> _To be done_
Scan the data below and report how many lines include the word "title". Nothing else is wanted.

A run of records
::::::::::
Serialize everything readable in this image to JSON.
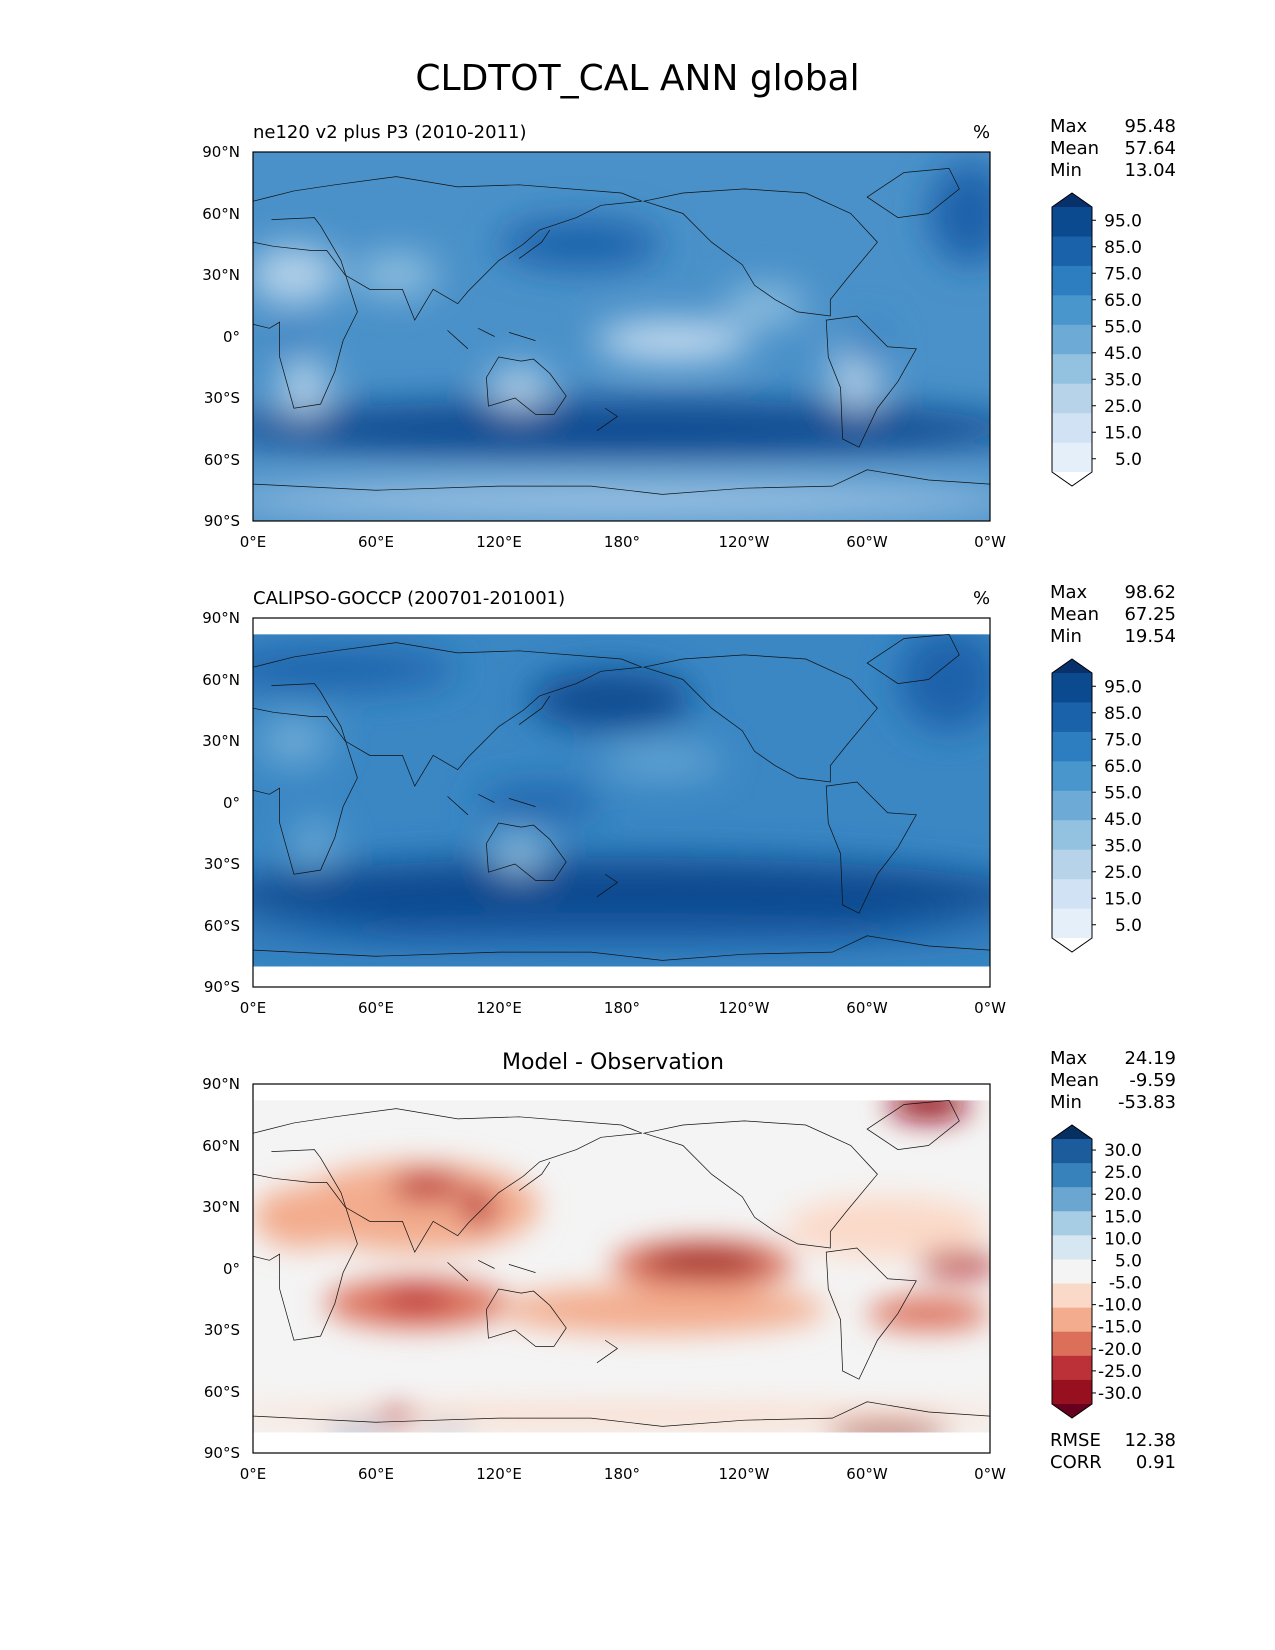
{
  "title": "CLDTOT_CAL ANN global",
  "lat_ticks": [
    "90°N",
    "60°N",
    "30°N",
    "0°",
    "30°S",
    "60°S",
    "90°S"
  ],
  "lon_ticks": [
    "0°E",
    "60°E",
    "120°E",
    "180°",
    "120°W",
    "60°W",
    "0°W"
  ],
  "panels": [
    {
      "id": "model",
      "title": "ne120 v2 plus P3 (2010-2011)",
      "units": "%",
      "stats": {
        "max_label": "Max",
        "max": "95.48",
        "mean_label": "Mean",
        "mean": "57.64",
        "min_label": "Min",
        "min": "13.04"
      },
      "colorbar_labels": [
        "95.0",
        "85.0",
        "75.0",
        "65.0",
        "55.0",
        "45.0",
        "35.0",
        "25.0",
        "15.0",
        "5.0"
      ],
      "colorbar_colors": [
        "#08306b",
        "#0b4a8f",
        "#1a62aa",
        "#2d7ec0",
        "#4896cb",
        "#6daad6",
        "#93c1e0",
        "#b6d3ea",
        "#d0e2f3",
        "#e5eff9",
        "#ffffff"
      ]
    },
    {
      "id": "obs",
      "title": "CALIPSO-GOCCP (200701-201001)",
      "units": "%",
      "stats": {
        "max_label": "Max",
        "max": "98.62",
        "mean_label": "Mean",
        "mean": "67.25",
        "min_label": "Min",
        "min": "19.54"
      },
      "colorbar_labels": [
        "95.0",
        "85.0",
        "75.0",
        "65.0",
        "55.0",
        "45.0",
        "35.0",
        "25.0",
        "15.0",
        "5.0"
      ],
      "colorbar_colors": [
        "#08306b",
        "#0b4a8f",
        "#1a62aa",
        "#2d7ec0",
        "#4896cb",
        "#6daad6",
        "#93c1e0",
        "#b6d3ea",
        "#d0e2f3",
        "#e5eff9",
        "#ffffff"
      ]
    },
    {
      "id": "diff",
      "title": "Model - Observation",
      "units": "",
      "stats": {
        "max_label": "Max",
        "max": "24.19",
        "mean_label": "Mean",
        "mean": "-9.59",
        "min_label": "Min",
        "min": "-53.83"
      },
      "colorbar_labels": [
        "30.0",
        "25.0",
        "20.0",
        "15.0",
        "10.0",
        "5.0",
        "-5.0",
        "-10.0",
        "-15.0",
        "-20.0",
        "-25.0",
        "-30.0"
      ],
      "colorbar_colors": [
        "#053061",
        "#1c5c9c",
        "#3782ba",
        "#6aa6cf",
        "#a6cde3",
        "#d6e7f1",
        "#f4f4f4",
        "#fbd9c8",
        "#f3ac8d",
        "#dc6f5a",
        "#bc3138",
        "#96101f",
        "#67001f"
      ],
      "rmse_label": "RMSE",
      "rmse": "12.38",
      "corr_label": "CORR",
      "corr": "0.91"
    }
  ]
}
::::::::::
> _Correct output_
4